> Task brief:
Check each line of the records below and collect those that include the word "这一部分内容".

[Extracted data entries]
= = =

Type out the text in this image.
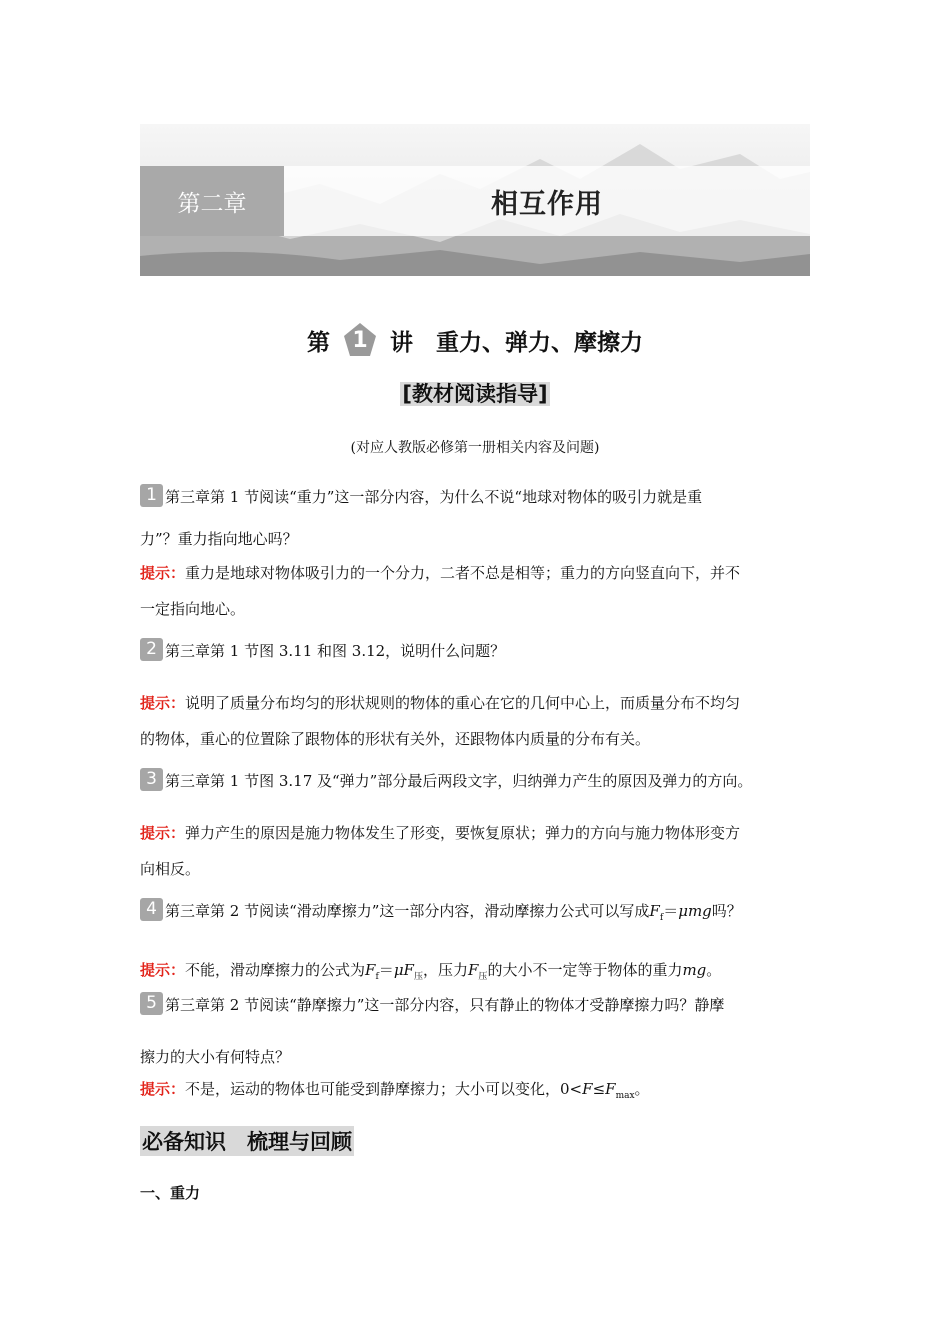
第二章	相互作用
第 1 讲　重力、弹力、摩擦力
[教材阅读指导]
(对应人教版必修第一册相关内容及问题)
1 第三章第 1 节阅读“重力”这一部分内容，为什么不说“地球对物体的吸引力就是重
力”？重力指向地心吗？
提示：重力是地球对物体吸引力的一个分力，二者不总是相等；重力的方向竖直向下，并不
一定指向地心。
2 第三章第 1 节图 3.11 和图 3.12，说明什么问题？
提示：说明了质量分布均匀的形状规则的物体的重心在它的几何中心上，而质量分布不均匀
的物体，重心的位置除了跟物体的形状有关外，还跟物体内质量的分布有关。
3 第三章第 1 节图 3.17 及“弹力”部分最后两段文字，归纳弹力产生的原因及弹力的方向。
提示：弹力产生的原因是施力物体发生了形变，要恢复原状；弹力的方向与施力物体形变方
向相反。
4 第三章第 2 节阅读“滑动摩擦力”这一部分内容，滑动摩擦力公式可以写成$F_f=\mu mg$吗？
提示：不能，滑动摩擦力的公式为$F_f=\mu F_压$，压力$F_压$的大小不一定等于物体的重力mg。
5 第三章第 2 节阅读“静摩擦力”这一部分内容，只有静止的物体才受静摩擦力吗？静摩
擦力的大小有何特点？
提示：不是，运动的物体也可能受到静摩擦力；大小可以变化，$0<F\le F_{max}$。
必备知识　梳理与回顾
一、重力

= = =

> Result of this task:
1 第三章第 1 节阅读“重力”这一部分内容，为什么不说“地球对物体的吸引力就是重
4 第三章第 2 节阅读“滑动摩擦力”这一部分内容，滑动摩擦力公式可以写成$F_f=\mu mg$吗？
5 第三章第 2 节阅读“静摩擦力”这一部分内容，只有静止的物体才受静摩擦力吗？静摩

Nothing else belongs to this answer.